__Stated exercise__:
Only the number is wanted: how many lines contain "visible"?

====== Extracted information ======

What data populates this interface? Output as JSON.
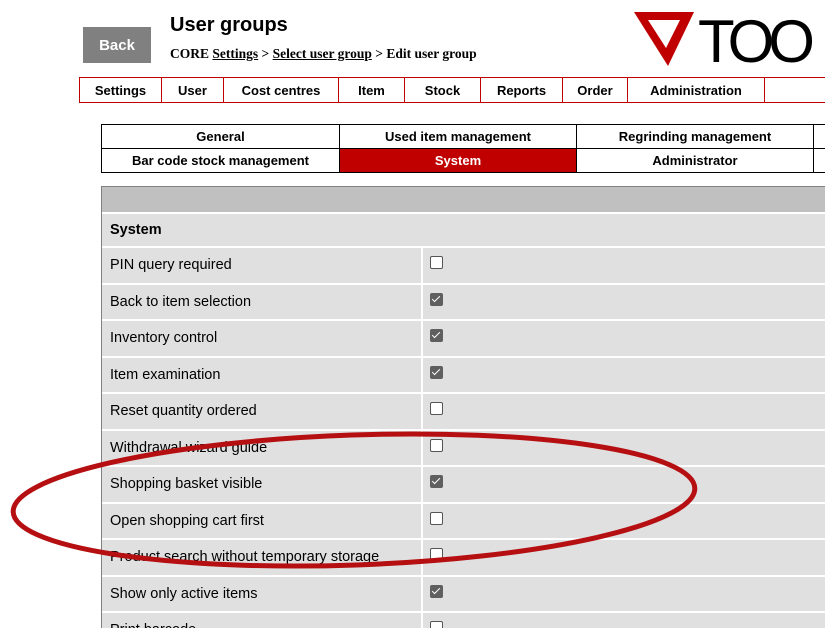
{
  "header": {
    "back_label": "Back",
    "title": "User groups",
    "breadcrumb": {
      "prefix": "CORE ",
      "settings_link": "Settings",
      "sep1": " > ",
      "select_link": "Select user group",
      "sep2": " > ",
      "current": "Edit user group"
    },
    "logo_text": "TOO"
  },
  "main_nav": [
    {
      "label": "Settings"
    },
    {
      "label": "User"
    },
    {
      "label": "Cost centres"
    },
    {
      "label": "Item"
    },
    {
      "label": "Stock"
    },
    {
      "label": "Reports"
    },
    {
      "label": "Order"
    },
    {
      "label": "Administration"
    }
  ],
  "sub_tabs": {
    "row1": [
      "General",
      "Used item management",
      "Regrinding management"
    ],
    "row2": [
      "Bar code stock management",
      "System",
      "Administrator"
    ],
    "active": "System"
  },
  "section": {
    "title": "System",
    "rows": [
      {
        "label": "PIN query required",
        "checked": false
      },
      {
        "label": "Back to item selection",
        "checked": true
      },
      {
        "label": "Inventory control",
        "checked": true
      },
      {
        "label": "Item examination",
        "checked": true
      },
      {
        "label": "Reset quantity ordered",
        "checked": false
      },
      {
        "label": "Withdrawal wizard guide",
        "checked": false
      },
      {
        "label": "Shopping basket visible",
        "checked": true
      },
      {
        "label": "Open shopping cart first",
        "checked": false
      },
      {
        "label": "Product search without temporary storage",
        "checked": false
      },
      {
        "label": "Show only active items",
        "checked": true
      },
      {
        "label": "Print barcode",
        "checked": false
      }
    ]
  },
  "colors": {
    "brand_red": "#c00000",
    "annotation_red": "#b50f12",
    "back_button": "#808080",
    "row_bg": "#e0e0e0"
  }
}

======
====== Extracted information ======

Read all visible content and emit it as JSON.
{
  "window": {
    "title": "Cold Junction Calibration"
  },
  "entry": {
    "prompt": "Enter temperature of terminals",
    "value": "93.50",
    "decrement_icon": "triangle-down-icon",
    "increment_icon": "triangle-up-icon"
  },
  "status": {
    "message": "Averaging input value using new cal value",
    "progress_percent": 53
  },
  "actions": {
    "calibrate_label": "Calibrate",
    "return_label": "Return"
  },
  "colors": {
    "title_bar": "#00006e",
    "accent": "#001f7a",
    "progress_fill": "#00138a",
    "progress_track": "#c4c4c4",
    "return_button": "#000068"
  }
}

======

__Output below__:
2